## STATED EXERCISE
Skip the pictures and repeat each line of the data exactly.
· · ·
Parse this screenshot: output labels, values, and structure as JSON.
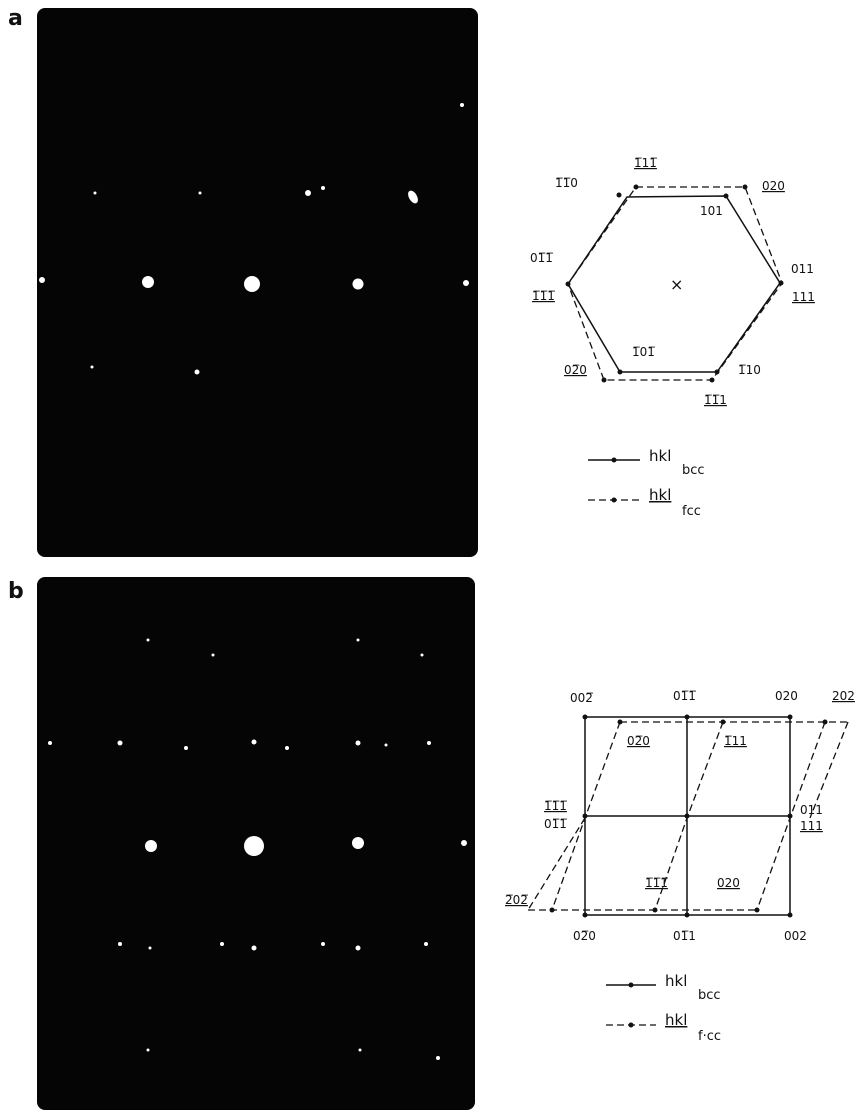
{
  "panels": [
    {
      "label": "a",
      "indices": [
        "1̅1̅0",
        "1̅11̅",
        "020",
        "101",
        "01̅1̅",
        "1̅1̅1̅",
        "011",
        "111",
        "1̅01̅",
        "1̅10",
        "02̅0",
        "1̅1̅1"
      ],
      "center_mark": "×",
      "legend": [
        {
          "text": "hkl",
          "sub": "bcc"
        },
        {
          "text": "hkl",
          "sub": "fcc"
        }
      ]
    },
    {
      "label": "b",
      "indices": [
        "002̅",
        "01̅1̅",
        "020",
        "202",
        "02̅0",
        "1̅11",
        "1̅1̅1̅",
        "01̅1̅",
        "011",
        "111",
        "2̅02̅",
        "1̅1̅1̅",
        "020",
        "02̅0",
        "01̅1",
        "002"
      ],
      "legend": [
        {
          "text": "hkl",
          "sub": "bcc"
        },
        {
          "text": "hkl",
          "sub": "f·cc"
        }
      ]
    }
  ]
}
· · ·
## EXERCISE RESPONSE
Parse this screenshot: output labels, values, and structure as JSON.
{
  "panels": [
    {
      "label": "a",
      "indices": [
        "1̅1̅0",
        "1̅11̅",
        "020",
        "101",
        "01̅1̅",
        "1̅1̅1̅",
        "011",
        "111",
        "1̅01̅",
        "1̅10",
        "02̅0",
        "1̅1̅1"
      ],
      "center_mark": "×",
      "legend": [
        {
          "text": "hkl",
          "sub": "bcc"
        },
        {
          "text": "hkl",
          "sub": "fcc"
        }
      ]
    },
    {
      "label": "b",
      "indices": [
        "002̅",
        "01̅1̅",
        "020",
        "202",
        "02̅0",
        "1̅11",
        "1̅1̅1̅",
        "01̅1̅",
        "011",
        "111",
        "2̅02̅",
        "1̅1̅1̅",
        "020",
        "02̅0",
        "01̅1",
        "002"
      ],
      "legend": [
        {
          "text": "hkl",
          "sub": "bcc"
        },
        {
          "text": "hkl",
          "sub": "f·cc"
        }
      ]
    }
  ]
}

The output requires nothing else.